§ **Entries shown**:
──────

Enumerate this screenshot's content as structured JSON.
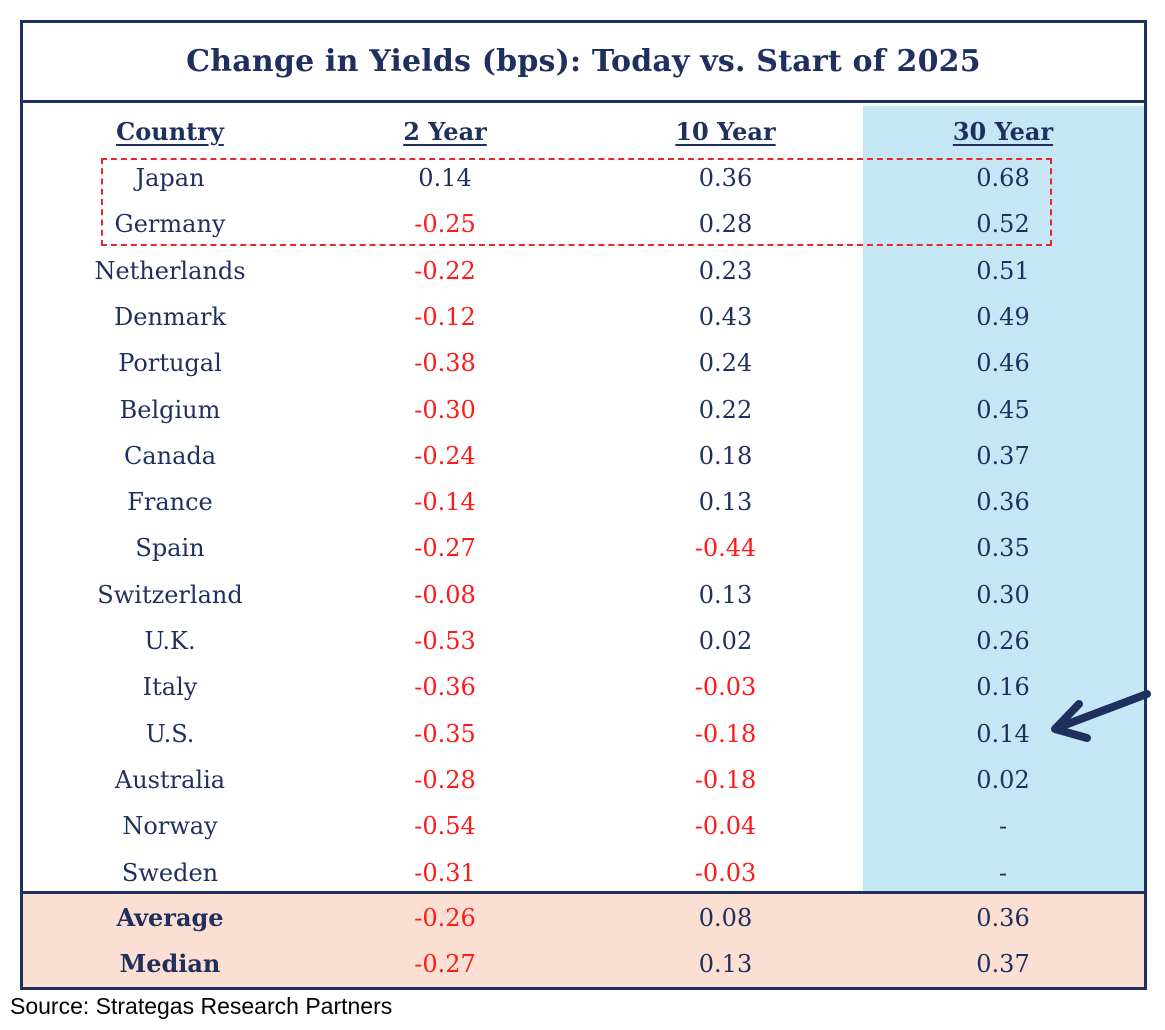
{
  "table": {
    "title": "Change in Yields (bps): Today vs. Start of 2025",
    "headers": [
      "Country",
      "2 Year",
      "10 Year",
      "30 Year"
    ],
    "rows": [
      {
        "country": "Japan",
        "y2": "0.14",
        "y10": "0.36",
        "y30": "0.68"
      },
      {
        "country": "Germany",
        "y2": "-0.25",
        "y10": "0.28",
        "y30": "0.52"
      },
      {
        "country": "Netherlands",
        "y2": "-0.22",
        "y10": "0.23",
        "y30": "0.51"
      },
      {
        "country": "Denmark",
        "y2": "-0.12",
        "y10": "0.43",
        "y30": "0.49"
      },
      {
        "country": "Portugal",
        "y2": "-0.38",
        "y10": "0.24",
        "y30": "0.46"
      },
      {
        "country": "Belgium",
        "y2": "-0.30",
        "y10": "0.22",
        "y30": "0.45"
      },
      {
        "country": "Canada",
        "y2": "-0.24",
        "y10": "0.18",
        "y30": "0.37"
      },
      {
        "country": "France",
        "y2": "-0.14",
        "y10": "0.13",
        "y30": "0.36"
      },
      {
        "country": "Spain",
        "y2": "-0.27",
        "y10": "-0.44",
        "y30": "0.35"
      },
      {
        "country": "Switzerland",
        "y2": "-0.08",
        "y10": "0.13",
        "y30": "0.30"
      },
      {
        "country": "U.K.",
        "y2": "-0.53",
        "y10": "0.02",
        "y30": "0.26"
      },
      {
        "country": "Italy",
        "y2": "-0.36",
        "y10": "-0.03",
        "y30": "0.16"
      },
      {
        "country": "U.S.",
        "y2": "-0.35",
        "y10": "-0.18",
        "y30": "0.14"
      },
      {
        "country": "Australia",
        "y2": "-0.28",
        "y10": "-0.18",
        "y30": "0.02"
      },
      {
        "country": "Norway",
        "y2": "-0.54",
        "y10": "-0.04",
        "y30": "-"
      },
      {
        "country": "Sweden",
        "y2": "-0.31",
        "y10": "-0.03",
        "y30": "-"
      }
    ],
    "summary": [
      {
        "label": "Average",
        "y2": "-0.26",
        "y10": "0.08",
        "y30": "0.36"
      },
      {
        "label": "Median",
        "y2": "-0.27",
        "y10": "0.13",
        "y30": "0.37"
      }
    ]
  },
  "annotations": {
    "highlighted_rows": [
      "Japan",
      "Germany"
    ],
    "arrow_target": "U.S."
  },
  "colors": {
    "navy": "#1f2f5e",
    "negative": "#ff1a1a",
    "highlight_column": "#c5e6f4",
    "summary_band": "#fbdfd2",
    "callout_border": "#e8262b"
  },
  "source": "Source: Strategas Research Partners"
}
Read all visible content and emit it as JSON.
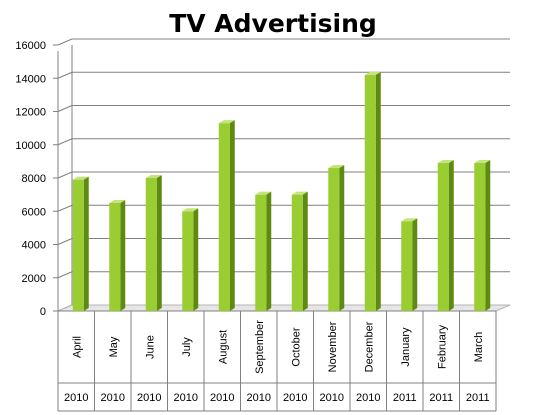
{
  "chart_data": {
    "type": "bar",
    "title": "TV Advertising",
    "xlabel": "",
    "ylabel": "",
    "ylim": [
      0,
      16000
    ],
    "yticks": [
      "0",
      "2000",
      "4000",
      "6000",
      "8000",
      "10000",
      "12000",
      "14000",
      "16000"
    ],
    "categories": [
      "April",
      "May",
      "June",
      "July",
      "August",
      "September",
      "October",
      "November",
      "December",
      "January",
      "February",
      "March"
    ],
    "years": [
      "2010",
      "2010",
      "2010",
      "2010",
      "2010",
      "2010",
      "2010",
      "2010",
      "2010",
      "2011",
      "2011",
      "2011"
    ],
    "values": [
      7900,
      6500,
      8000,
      6000,
      11300,
      7000,
      7000,
      8600,
      14200,
      5400,
      8900,
      8900
    ],
    "grid": true,
    "legend": "none",
    "colors": {
      "bar_front": "#9acd32",
      "bar_top": "#c3e47a",
      "bar_side": "#5f8a12",
      "grid": "#808080",
      "floor": "#b4b4b4"
    }
  }
}
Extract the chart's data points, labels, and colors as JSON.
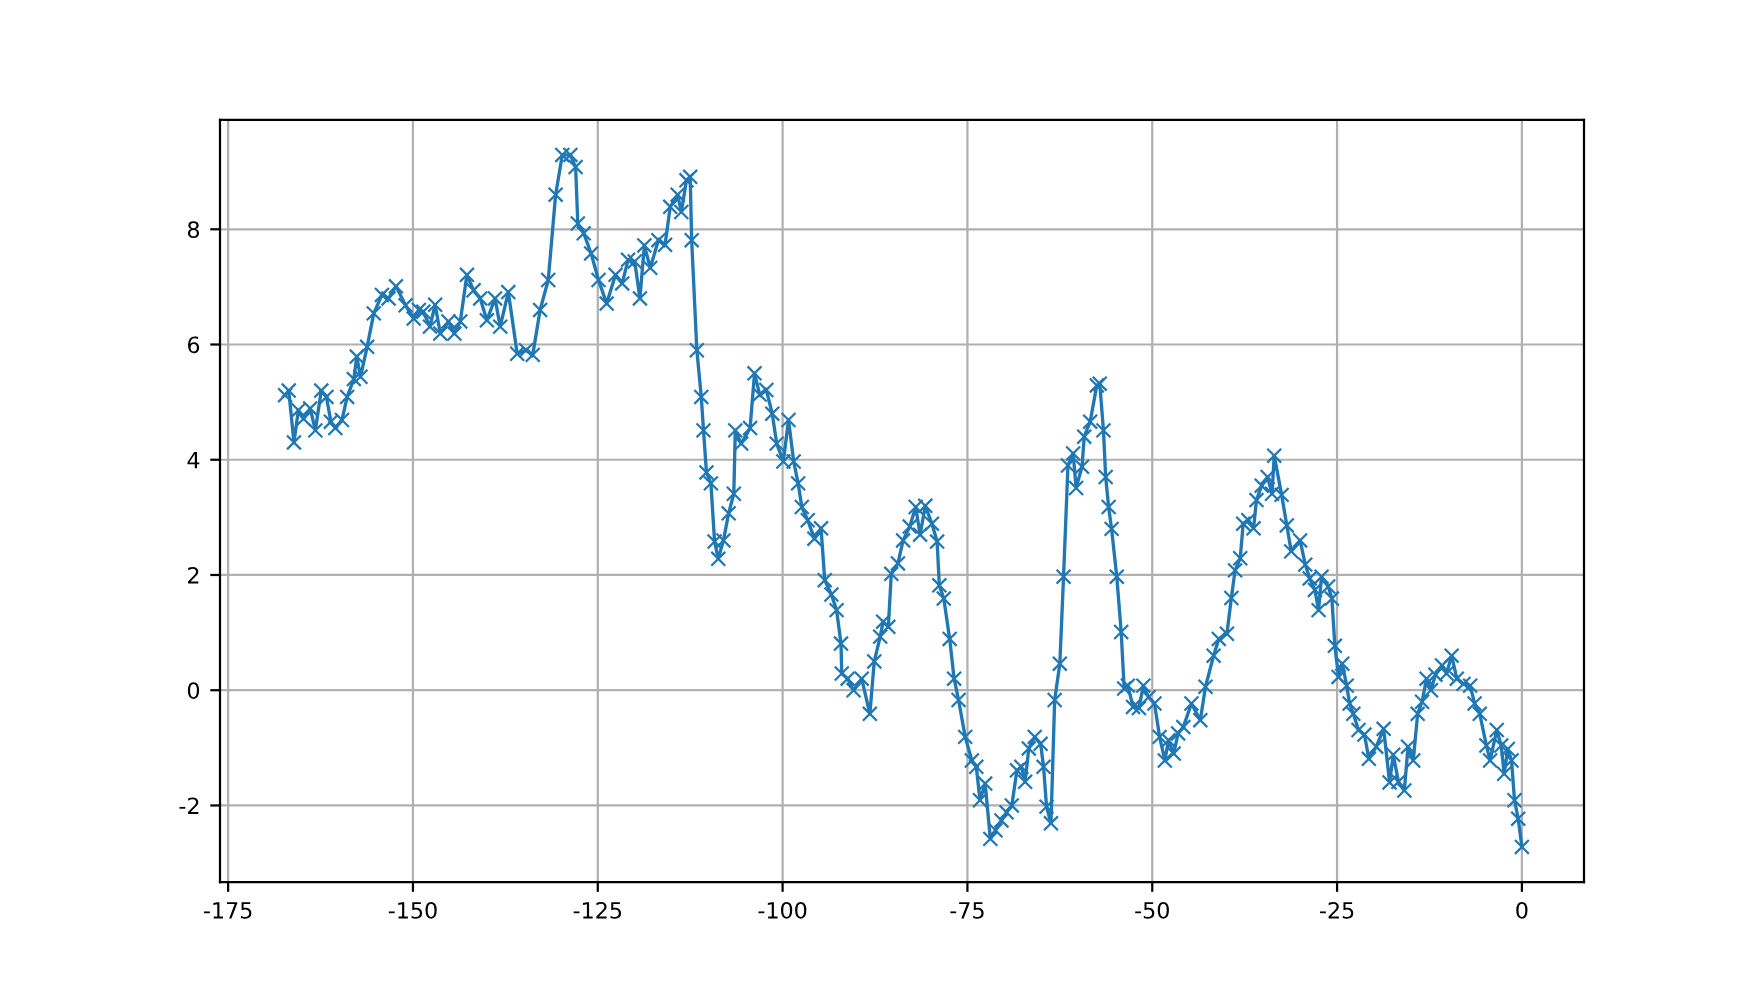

──────

§ **Written problem**: Report only the number of lines in the records that include the word "title".

§ **Solution for this task**: 2